= Short problem =
Extract every line of the items below word for word, leaving out the pictures.

────────────────

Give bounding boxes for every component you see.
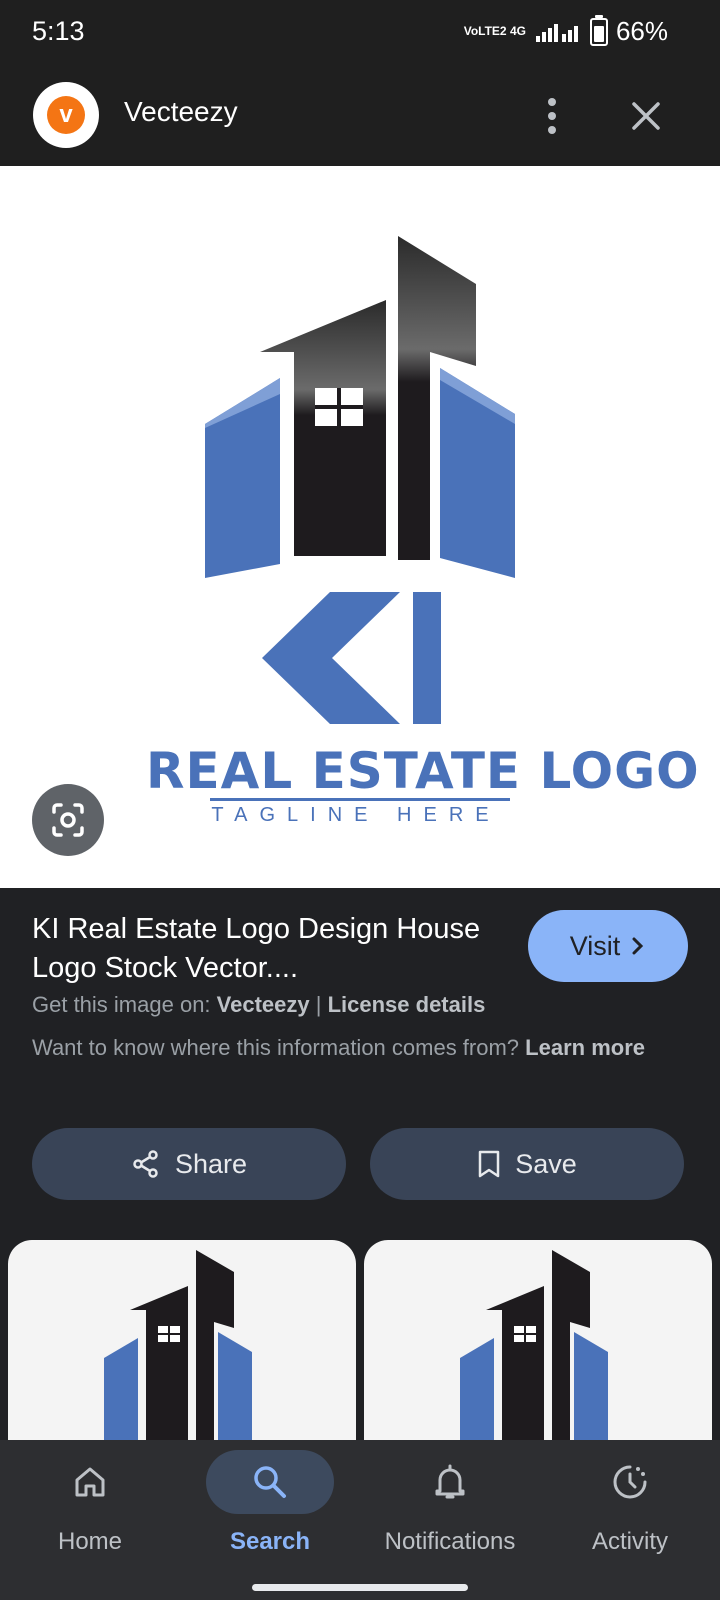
disclaimer-text: Want to know where this information come… [32, 1035, 520, 1060]
site-name: Vecteezy [124, 96, 238, 127]
share-icon [133, 1150, 158, 1178]
vecteezy-logo-icon: v [47, 96, 85, 134]
source-separator: | [309, 992, 328, 1017]
nav-label: Notifications [384, 1528, 516, 1555]
result-image[interactable]: REAL ESTATE LOGO TAGLINE HERE [0, 166, 720, 888]
source-prefix: Get this image on: [32, 992, 211, 1017]
signal-icon [535, 23, 578, 42]
more-vert-icon[interactable] [528, 92, 576, 140]
visit-label: Visit [569, 930, 621, 961]
learn-more-link[interactable]: Learn more [525, 1035, 645, 1060]
bottom-navigation: Home Search Notifications Activity [0, 1440, 720, 1600]
close-icon[interactable] [622, 92, 670, 140]
nav-activity[interactable]: Activity [540, 1440, 720, 1580]
home-indicator[interactable] [252, 1584, 468, 1591]
logo-divider [210, 798, 510, 801]
related-image-thumbnail [104, 1250, 252, 1440]
status-icons: VoLTE2 4G 66% [463, 14, 668, 47]
share-label: Share [174, 1148, 248, 1179]
google-lens-icon [52, 803, 84, 837]
logo-main-text: REAL ESTATE LOGO [146, 742, 700, 800]
save-button[interactable]: Save [370, 1128, 684, 1200]
status-time: 5:13 [32, 16, 85, 46]
nav-home[interactable]: Home [0, 1440, 180, 1580]
result-title[interactable]: KI Real Estate Logo Design House Logo St… [32, 910, 502, 988]
nav-search[interactable]: Search [180, 1440, 360, 1580]
chevron-right-icon [632, 937, 644, 955]
license-details-link[interactable]: License details [328, 992, 486, 1017]
bookmark-icon [478, 1150, 500, 1178]
viewer-header: v Vecteezy [0, 66, 720, 166]
bell-icon [435, 1464, 465, 1499]
google-lens-button[interactable] [32, 784, 104, 856]
share-button[interactable]: Share [32, 1128, 346, 1200]
search-icon [254, 1466, 286, 1498]
visit-button[interactable]: Visit [528, 910, 688, 982]
related-image-card[interactable] [8, 1240, 356, 1440]
network-type: VoLTE2 4G [463, 24, 526, 38]
save-label: Save [515, 1148, 577, 1179]
site-logo[interactable]: v [33, 82, 99, 148]
activity-icon [613, 1465, 647, 1499]
logo-tagline: TAGLINE HERE [211, 804, 501, 826]
source-line: Get this image on: Vecteezy | License de… [32, 992, 485, 1018]
info-disclaimer: Want to know where this information come… [32, 1032, 672, 1064]
related-image-thumbnail [460, 1250, 608, 1440]
battery-icon [589, 14, 608, 46]
nav-label: Activity [591, 1528, 668, 1555]
status-bar: 5:13 VoLTE2 4G 66% [0, 0, 720, 66]
nav-notifications[interactable]: Notifications [360, 1440, 540, 1580]
home-icon [75, 1467, 105, 1497]
battery-percent: 66% [615, 16, 668, 46]
source-link[interactable]: Vecteezy [217, 992, 310, 1017]
nav-label: Search [229, 1528, 311, 1555]
related-image-card[interactable] [364, 1240, 712, 1440]
nav-label: Home [57, 1528, 123, 1555]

────────────────

= Response to this exercise =
Give bounding boxes for every component you see.
disclaimer-text: Want to know where this information come… [32, 1035, 520, 1060]
site-name: Vecteezy [124, 96, 238, 127]
share-icon [133, 1150, 158, 1178]
vecteezy-logo-icon: v [47, 96, 85, 134]
source-separator: | [309, 992, 328, 1017]
nav-label: Notifications [384, 1528, 516, 1555]
result-image[interactable]: REAL ESTATE LOGO TAGLINE HERE [0, 166, 720, 888]
source-prefix: Get this image on: [32, 992, 211, 1017]
signal-icon [535, 23, 578, 42]
more-vert-icon[interactable] [528, 92, 576, 140]
visit-label: Visit [569, 930, 621, 961]
learn-more-link[interactable]: Learn more [525, 1035, 645, 1060]
bottom-navigation: Home Search Notifications Activity [0, 1440, 720, 1600]
close-icon[interactable] [622, 92, 670, 140]
nav-activity[interactable]: Activity [540, 1440, 720, 1580]
home-indicator[interactable] [252, 1584, 468, 1591]
logo-divider [210, 798, 510, 801]
related-image-thumbnail [104, 1250, 252, 1440]
status-icons: VoLTE2 4G 66% [463, 14, 668, 47]
share-label: Share [174, 1148, 248, 1179]
google-lens-icon [52, 803, 84, 837]
logo-main-text: REAL ESTATE LOGO [146, 742, 700, 800]
save-button[interactable]: Save [370, 1128, 684, 1200]
status-time: 5:13 [32, 16, 85, 46]
nav-home[interactable]: Home [0, 1440, 180, 1580]
result-title[interactable]: KI Real Estate Logo Design House Logo St… [32, 910, 502, 988]
nav-search[interactable]: Search [180, 1440, 360, 1580]
chevron-right-icon [632, 937, 644, 955]
license-details-link[interactable]: License details [328, 992, 486, 1017]
bookmark-icon [478, 1150, 500, 1178]
viewer-header: v Vecteezy [0, 66, 720, 166]
bell-icon [435, 1464, 465, 1499]
google-lens-button[interactable] [32, 784, 104, 856]
share-button[interactable]: Share [32, 1128, 346, 1200]
search-icon [254, 1466, 286, 1498]
visit-button[interactable]: Visit [528, 910, 688, 982]
related-image-card[interactable] [8, 1240, 356, 1440]
network-type: VoLTE2 4G [463, 24, 526, 38]
save-label: Save [515, 1148, 577, 1179]
site-logo[interactable]: v [33, 82, 99, 148]
activity-icon [613, 1465, 647, 1499]
logo-tagline: TAGLINE HERE [211, 804, 501, 826]
source-line: Get this image on: Vecteezy | License de… [32, 992, 485, 1018]
info-disclaimer: Want to know where this information come… [32, 1032, 672, 1064]
related-image-thumbnail [460, 1250, 608, 1440]
battery-icon [589, 14, 608, 46]
nav-label: Activity [591, 1528, 668, 1555]
status-bar: 5:13 VoLTE2 4G 66% [0, 0, 720, 66]
nav-notifications[interactable]: Notifications [360, 1440, 540, 1580]
home-icon [75, 1467, 105, 1497]
battery-percent: 66% [615, 16, 668, 46]
source-link[interactable]: Vecteezy [217, 992, 310, 1017]
nav-label: Search [229, 1528, 311, 1555]
related-image-card[interactable] [364, 1240, 712, 1440]
nav-label: Home [57, 1528, 123, 1555]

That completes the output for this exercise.